» **EXERCISE BRIEF**
Omit all pictures. Copy the rest of the material exactly.

» **Source data**
** begin **

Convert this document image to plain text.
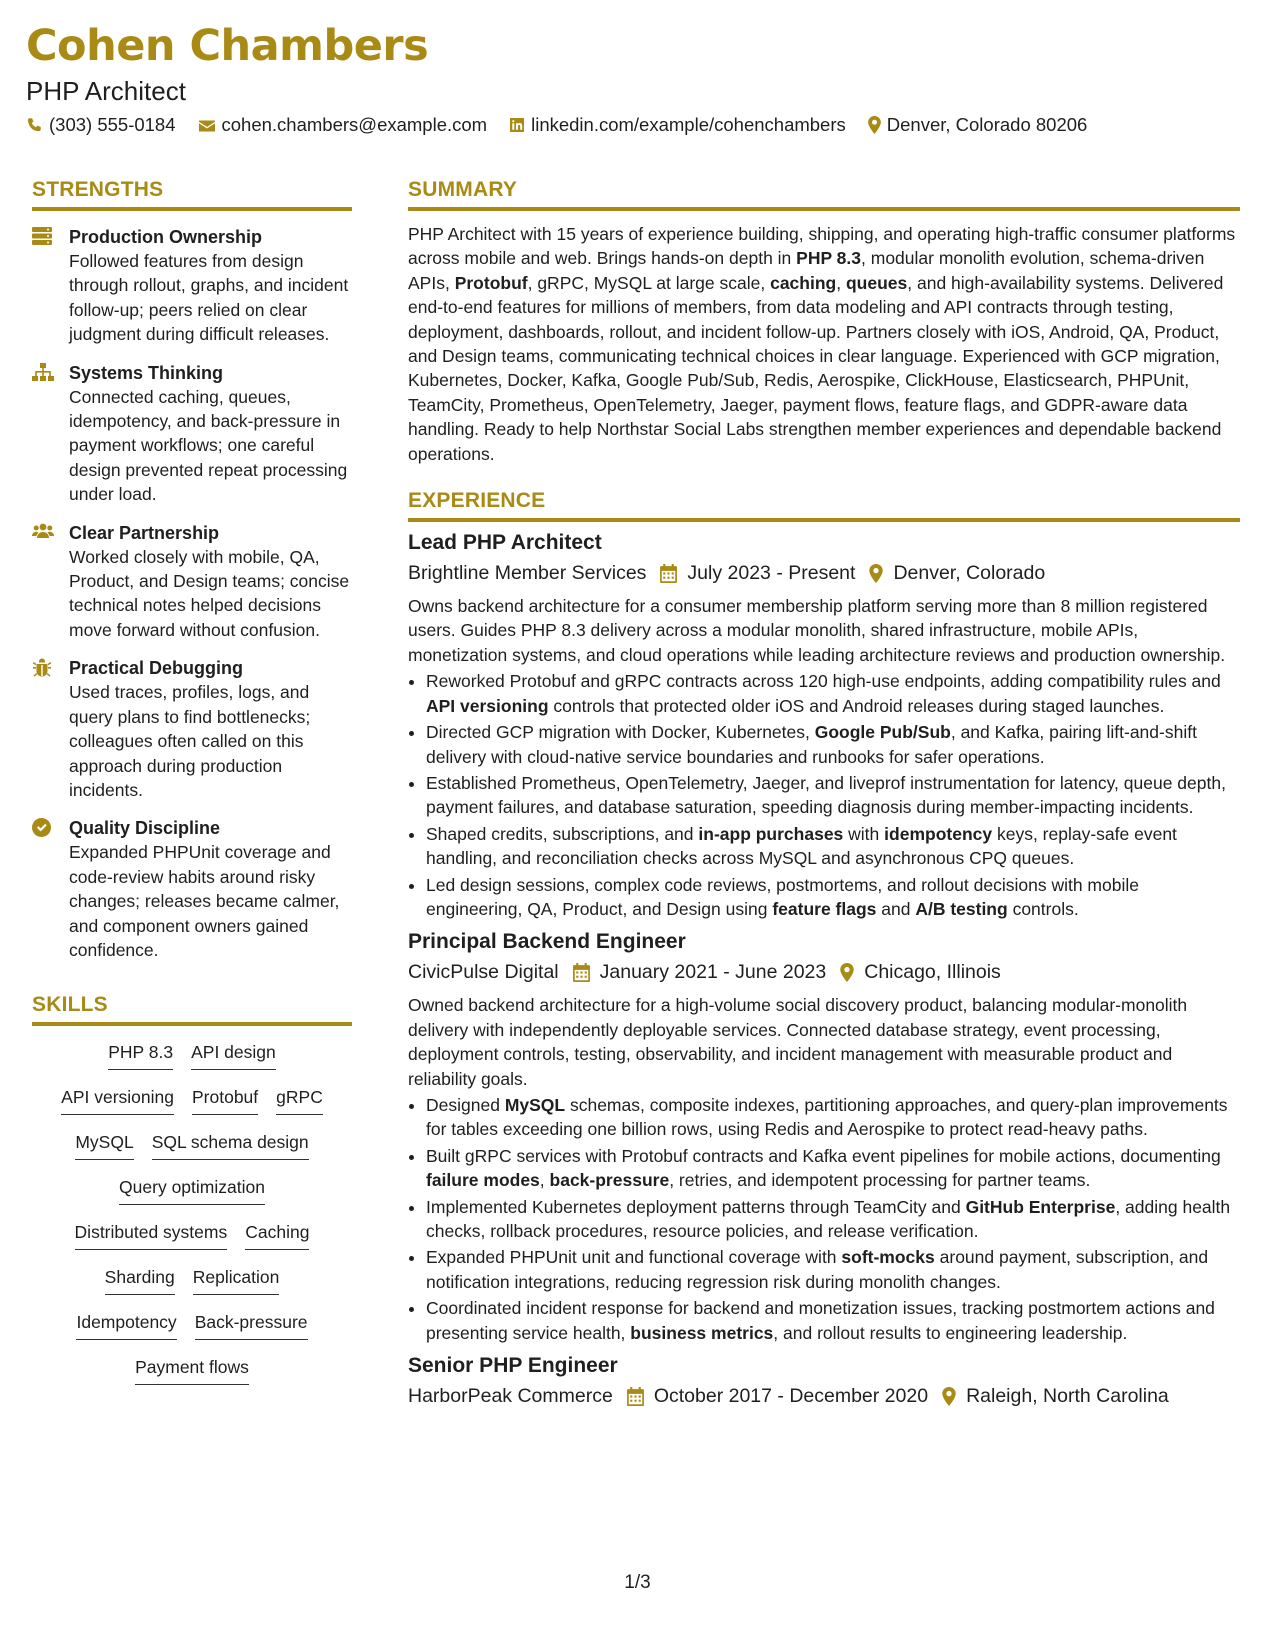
Cohen Chambers
PHP Architect
(303) 555-0184 cohen.chambers@example.com linkedin.com/example/cohenchambers Denver, Colorado 80206
STRENGTHS
Production Ownership
Followed features from design through rollout, graphs, and incident follow-up; peers relied on clear judgment during difficult releases.
Systems Thinking
Connected caching, queues, idempotency, and back-pressure in payment workflows; one careful design prevented repeat processing under load.
Clear Partnership
Worked closely with mobile, QA, Product, and Design teams; concise technical notes helped decisions move forward without confusion.
Practical Debugging
Used traces, profiles, logs, and query plans to find bottlenecks; colleagues often called on this approach during production incidents.
Quality Discipline
Expanded PHPUnit coverage and code-review habits around risky changes; releases became calmer, and component owners gained confidence.
SKILLS
PHP 8.3 API design
API versioning Protobuf gRPC
MySQL SQL schema design
Query optimization
Distributed systems Caching
Sharding Replication
Idempotency Back-pressure
Payment flows
SUMMARY
PHP Architect with 15 years of experience building, shipping, and operating high-traffic consumer platforms across mobile and web. Brings hands-on depth in PHP 8.3, modular monolith evolution, schema-driven APIs, Protobuf, gRPC, MySQL at large scale, caching, queues, and high-availability systems. Delivered end-to-end features for millions of members, from data modeling and API contracts through testing, deployment, dashboards, rollout, and incident follow-up. Partners closely with iOS, Android, QA, Product, and Design teams, communicating technical choices in clear language. Experienced with GCP migration, Kubernetes, Docker, Kafka, Google Pub/Sub, Redis, Aerospike, ClickHouse, Elasticsearch, PHPUnit, TeamCity, Prometheus, OpenTelemetry, Jaeger, payment flows, feature flags, and GDPR-aware data handling. Ready to help Northstar Social Labs strengthen member experiences and dependable backend operations.
EXPERIENCE
Lead PHP Architect
Brightline Member Services July 2023 - Present Denver, Colorado
Owns backend architecture for a consumer membership platform serving more than 8 million registered users. Guides PHP 8.3 delivery across a modular monolith, shared infrastructure, mobile APIs, monetization systems, and cloud operations while leading architecture reviews and production ownership.
• Reworked Protobuf and gRPC contracts across 120 high-use endpoints, adding compatibility rules and API versioning controls that protected older iOS and Android releases during staged launches.
• Directed GCP migration with Docker, Kubernetes, Google Pub/Sub, and Kafka, pairing lift-and-shift delivery with cloud-native service boundaries and runbooks for safer operations.
• Established Prometheus, OpenTelemetry, Jaeger, and liveprof instrumentation for latency, queue depth, payment failures, and database saturation, speeding diagnosis during member-impacting incidents.
• Shaped credits, subscriptions, and in-app purchases with idempotency keys, replay-safe event handling, and reconciliation checks across MySQL and asynchronous CPQ queues.
• Led design sessions, complex code reviews, postmortems, and rollout decisions with mobile engineering, QA, Product, and Design using feature flags and A/B testing controls.
Principal Backend Engineer
CivicPulse Digital January 2021 - June 2023 Chicago, Illinois
Owned backend architecture for a high-volume social discovery product, balancing modular-monolith delivery with independently deployable services. Connected database strategy, event processing, deployment controls, testing, observability, and incident management with measurable product and reliability goals.
• Designed MySQL schemas, composite indexes, partitioning approaches, and query-plan improvements for tables exceeding one billion rows, using Redis and Aerospike to protect read-heavy paths.
• Built gRPC services with Protobuf contracts and Kafka event pipelines for mobile actions, documenting failure modes, back-pressure, retries, and idempotent processing for partner teams.
• Implemented Kubernetes deployment patterns through TeamCity and GitHub Enterprise, adding health checks, rollback procedures, resource policies, and release verification.
• Expanded PHPUnit unit and functional coverage with soft-mocks around payment, subscription, and notification integrations, reducing regression risk during monolith changes.
• Coordinated incident response for backend and monetization issues, tracking postmortem actions and presenting service health, business metrics, and rollout results to engineering leadership.
Senior PHP Engineer
HarborPeak Commerce October 2017 - December 2020 Raleigh, North Carolina
1/3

** end **

» **ANSWER TO THE EXERCISE**
Convert this document image to plain text.
Cohen Chambers
PHP Architect
(303) 555-0184 cohen.chambers@example.com linkedin.com/example/cohenchambers Denver, Colorado 80206
STRENGTHS
Production Ownership
Followed features from design through rollout, graphs, and incident follow-up; peers relied on clear judgment during difficult releases.
Systems Thinking
Connected caching, queues, idempotency, and back-pressure in payment workflows; one careful design prevented repeat processing under load.
Clear Partnership
Worked closely with mobile, QA, Product, and Design teams; concise technical notes helped decisions move forward without confusion.
Practical Debugging
Used traces, profiles, logs, and query plans to find bottlenecks; colleagues often called on this approach during production incidents.
Quality Discipline
Expanded PHPUnit coverage and code-review habits around risky changes; releases became calmer, and component owners gained confidence.
SKILLS
PHP 8.3 API design
API versioning Protobuf gRPC
MySQL SQL schema design
Query optimization
Distributed systems Caching
Sharding Replication
Idempotency Back-pressure
Payment flows
SUMMARY
PHP Architect with 15 years of experience building, shipping, and operating high-traffic consumer platforms across mobile and web. Brings hands-on depth in PHP 8.3, modular monolith evolution, schema-driven APIs, Protobuf, gRPC, MySQL at large scale, caching, queues, and high-availability systems. Delivered end-to-end features for millions of members, from data modeling and API contracts through testing, deployment, dashboards, rollout, and incident follow-up. Partners closely with iOS, Android, QA, Product, and Design teams, communicating technical choices in clear language. Experienced with GCP migration, Kubernetes, Docker, Kafka, Google Pub/Sub, Redis, Aerospike, ClickHouse, Elasticsearch, PHPUnit, TeamCity, Prometheus, OpenTelemetry, Jaeger, payment flows, feature flags, and GDPR-aware data handling. Ready to help Northstar Social Labs strengthen member experiences and dependable backend operations.
EXPERIENCE
Lead PHP Architect
Brightline Member Services July 2023 - Present Denver, Colorado
Owns backend architecture for a consumer membership platform serving more than 8 million registered users. Guides PHP 8.3 delivery across a modular monolith, shared infrastructure, mobile APIs, monetization systems, and cloud operations while leading architecture reviews and production ownership.
• Reworked Protobuf and gRPC contracts across 120 high-use endpoints, adding compatibility rules and API versioning controls that protected older iOS and Android releases during staged launches.
• Directed GCP migration with Docker, Kubernetes, Google Pub/Sub, and Kafka, pairing lift-and-shift delivery with cloud-native service boundaries and runbooks for safer operations.
• Established Prometheus, OpenTelemetry, Jaeger, and liveprof instrumentation for latency, queue depth, payment failures, and database saturation, speeding diagnosis during member-impacting incidents.
• Shaped credits, subscriptions, and in-app purchases with idempotency keys, replay-safe event handling, and reconciliation checks across MySQL and asynchronous CPQ queues.
• Led design sessions, complex code reviews, postmortems, and rollout decisions with mobile engineering, QA, Product, and Design using feature flags and A/B testing controls.
Principal Backend Engineer
CivicPulse Digital January 2021 - June 2023 Chicago, Illinois
Owned backend architecture for a high-volume social discovery product, balancing modular-monolith delivery with independently deployable services. Connected database strategy, event processing, deployment controls, testing, observability, and incident management with measurable product and reliability goals.
• Designed MySQL schemas, composite indexes, partitioning approaches, and query-plan improvements for tables exceeding one billion rows, using Redis and Aerospike to protect read-heavy paths.
• Built gRPC services with Protobuf contracts and Kafka event pipelines for mobile actions, documenting failure modes, back-pressure, retries, and idempotent processing for partner teams.
• Implemented Kubernetes deployment patterns through TeamCity and GitHub Enterprise, adding health checks, rollback procedures, resource policies, and release verification.
• Expanded PHPUnit unit and functional coverage with soft-mocks around payment, subscription, and notification integrations, reducing regression risk during monolith changes.
• Coordinated incident response for backend and monetization issues, tracking postmortem actions and presenting service health, business metrics, and rollout results to engineering leadership.
Senior PHP Engineer
HarborPeak Commerce October 2017 - December 2020 Raleigh, North Carolina
1/3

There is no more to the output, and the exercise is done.